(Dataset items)
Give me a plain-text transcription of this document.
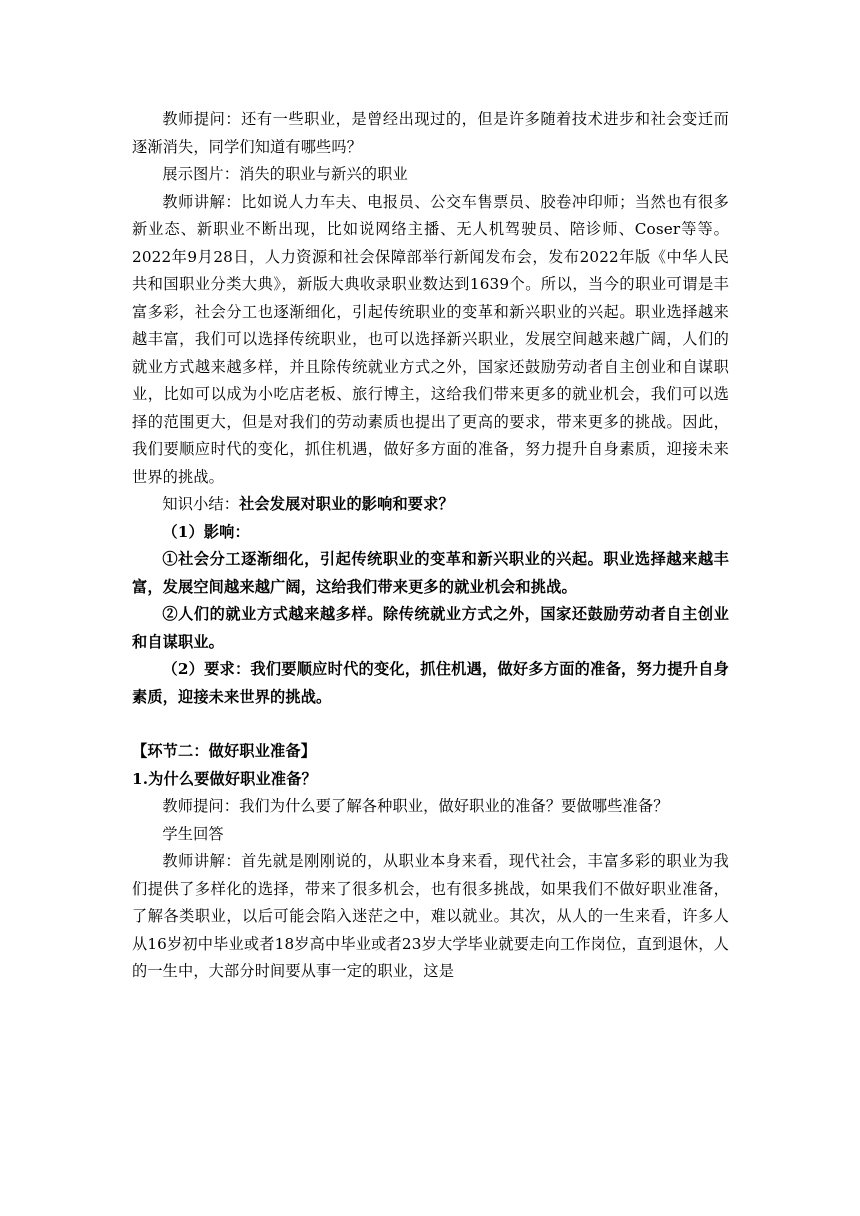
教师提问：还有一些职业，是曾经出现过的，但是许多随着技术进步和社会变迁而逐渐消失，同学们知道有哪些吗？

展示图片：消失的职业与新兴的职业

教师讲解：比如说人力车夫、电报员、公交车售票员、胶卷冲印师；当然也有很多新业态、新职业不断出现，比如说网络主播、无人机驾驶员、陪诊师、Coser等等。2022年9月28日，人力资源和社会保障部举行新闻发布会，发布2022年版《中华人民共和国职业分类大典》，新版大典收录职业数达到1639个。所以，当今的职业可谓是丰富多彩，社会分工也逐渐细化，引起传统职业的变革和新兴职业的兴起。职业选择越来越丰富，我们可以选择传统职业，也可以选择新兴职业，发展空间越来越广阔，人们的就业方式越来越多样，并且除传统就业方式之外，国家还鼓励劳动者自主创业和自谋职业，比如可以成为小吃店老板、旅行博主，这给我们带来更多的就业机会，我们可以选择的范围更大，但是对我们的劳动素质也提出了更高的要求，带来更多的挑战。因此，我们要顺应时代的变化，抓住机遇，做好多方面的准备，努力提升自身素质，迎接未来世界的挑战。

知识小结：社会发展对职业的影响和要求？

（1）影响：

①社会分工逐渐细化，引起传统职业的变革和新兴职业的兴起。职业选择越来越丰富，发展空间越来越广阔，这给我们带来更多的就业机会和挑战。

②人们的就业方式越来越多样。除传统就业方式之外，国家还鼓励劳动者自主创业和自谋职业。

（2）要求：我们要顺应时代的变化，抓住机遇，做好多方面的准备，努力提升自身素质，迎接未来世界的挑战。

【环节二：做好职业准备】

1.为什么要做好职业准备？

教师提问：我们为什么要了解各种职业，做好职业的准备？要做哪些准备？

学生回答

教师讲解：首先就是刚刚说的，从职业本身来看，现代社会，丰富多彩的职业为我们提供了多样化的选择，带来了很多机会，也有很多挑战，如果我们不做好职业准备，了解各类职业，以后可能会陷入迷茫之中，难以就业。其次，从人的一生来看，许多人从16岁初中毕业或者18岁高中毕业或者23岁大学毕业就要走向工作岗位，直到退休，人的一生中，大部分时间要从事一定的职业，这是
--
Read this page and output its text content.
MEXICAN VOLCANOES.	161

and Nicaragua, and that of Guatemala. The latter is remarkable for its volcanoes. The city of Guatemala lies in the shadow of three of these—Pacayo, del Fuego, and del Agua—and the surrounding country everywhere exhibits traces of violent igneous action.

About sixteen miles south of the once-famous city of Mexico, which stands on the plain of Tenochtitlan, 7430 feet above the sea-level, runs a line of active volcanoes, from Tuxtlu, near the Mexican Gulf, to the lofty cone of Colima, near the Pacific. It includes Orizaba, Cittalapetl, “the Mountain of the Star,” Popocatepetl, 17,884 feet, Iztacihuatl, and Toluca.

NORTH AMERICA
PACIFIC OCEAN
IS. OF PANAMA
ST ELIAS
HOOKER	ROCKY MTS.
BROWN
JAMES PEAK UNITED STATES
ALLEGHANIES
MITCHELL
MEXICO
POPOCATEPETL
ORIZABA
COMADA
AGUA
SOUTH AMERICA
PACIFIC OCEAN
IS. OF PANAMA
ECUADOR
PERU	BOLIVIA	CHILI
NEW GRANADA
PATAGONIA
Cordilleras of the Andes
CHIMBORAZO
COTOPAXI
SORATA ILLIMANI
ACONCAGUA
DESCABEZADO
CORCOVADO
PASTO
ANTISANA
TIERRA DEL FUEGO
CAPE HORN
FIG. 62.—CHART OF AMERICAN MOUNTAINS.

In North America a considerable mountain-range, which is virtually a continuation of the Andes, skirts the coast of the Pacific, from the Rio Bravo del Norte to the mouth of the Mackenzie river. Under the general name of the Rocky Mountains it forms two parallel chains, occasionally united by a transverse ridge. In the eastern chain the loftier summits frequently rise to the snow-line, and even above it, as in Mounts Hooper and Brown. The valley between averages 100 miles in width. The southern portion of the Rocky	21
==
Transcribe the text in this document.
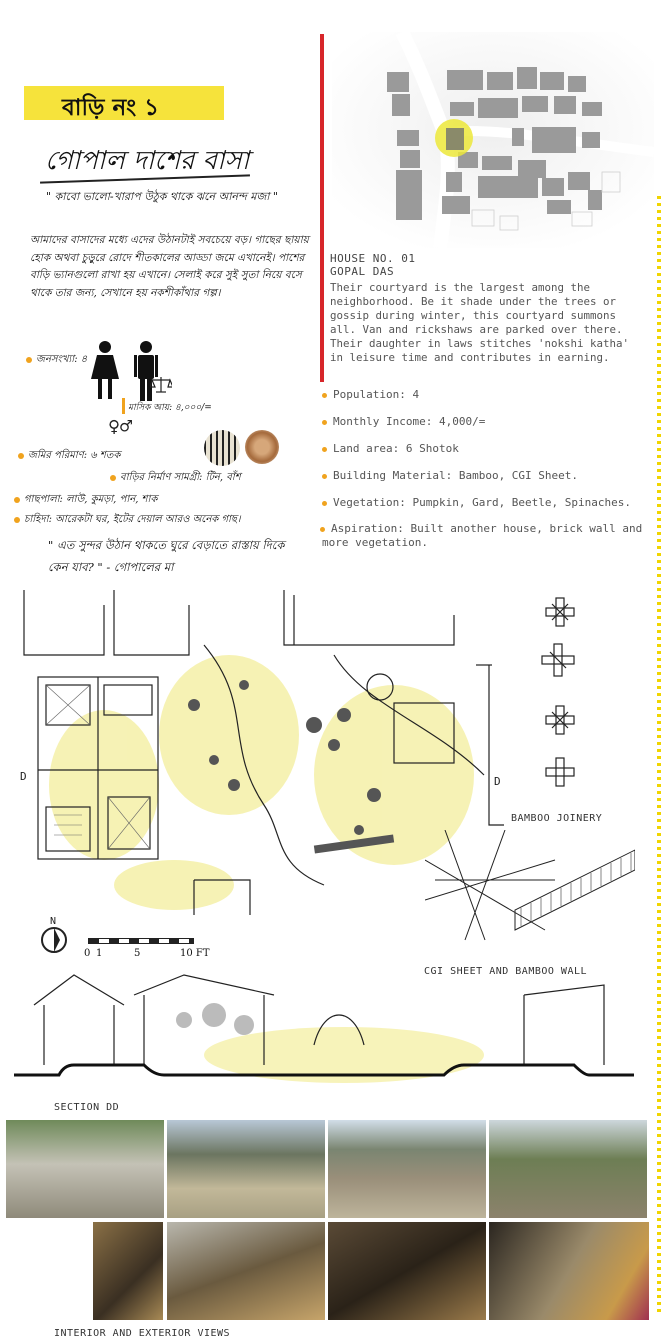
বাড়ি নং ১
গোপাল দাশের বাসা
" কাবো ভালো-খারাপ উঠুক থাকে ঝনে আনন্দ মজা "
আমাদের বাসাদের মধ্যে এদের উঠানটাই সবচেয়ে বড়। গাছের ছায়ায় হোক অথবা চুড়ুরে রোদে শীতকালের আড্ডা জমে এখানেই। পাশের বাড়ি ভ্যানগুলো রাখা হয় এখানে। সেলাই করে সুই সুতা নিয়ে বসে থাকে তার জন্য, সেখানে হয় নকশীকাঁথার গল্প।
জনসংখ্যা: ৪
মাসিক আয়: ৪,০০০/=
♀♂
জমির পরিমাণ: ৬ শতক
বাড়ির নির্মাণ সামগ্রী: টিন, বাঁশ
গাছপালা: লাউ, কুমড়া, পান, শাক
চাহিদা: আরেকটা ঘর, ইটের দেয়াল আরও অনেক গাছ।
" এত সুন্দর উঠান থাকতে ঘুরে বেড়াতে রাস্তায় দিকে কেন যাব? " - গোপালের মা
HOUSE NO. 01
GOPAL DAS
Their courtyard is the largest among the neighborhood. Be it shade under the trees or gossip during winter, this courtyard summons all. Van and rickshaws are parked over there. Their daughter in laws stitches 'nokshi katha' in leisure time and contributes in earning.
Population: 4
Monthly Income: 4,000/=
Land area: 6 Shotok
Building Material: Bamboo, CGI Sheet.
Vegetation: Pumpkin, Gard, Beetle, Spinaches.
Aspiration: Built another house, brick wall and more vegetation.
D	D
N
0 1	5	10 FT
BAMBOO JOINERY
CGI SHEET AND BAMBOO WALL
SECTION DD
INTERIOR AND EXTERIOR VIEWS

Exercise details:
Read the entries and pick out all lines that include the word "from".

Written reply:
About sixteen miles south of the once-famous city of Mexico, which stands on the plain of Tenochtitlan, 7430 feet above the sea-level, runs a line of active volcanoes, from Tuxtlu, near the Mexican Gulf, to the lofty cone of Colima, near the Pacific. It includes Orizaba, Cittalapetl, “the Mountain of the Star,” Popocatepetl, 17,884 feet, Iztacihuatl, and Toluca.
In North America a considerable mountain-range, which is virtually a continuation of the Andes, skirts the coast of the Pacific, from the Rio Bravo del Norte to the mouth of the Mackenzie river. Under the general name of the Rocky Mountains it forms two parallel chains, occasionally united by a transverse ridge. In the eastern chain the loftier summits frequently rise to the snow-line, and even above it, as in Mounts Hooper and Brown. The valley between averages 100 miles in width. The southern portion of the Rocky	21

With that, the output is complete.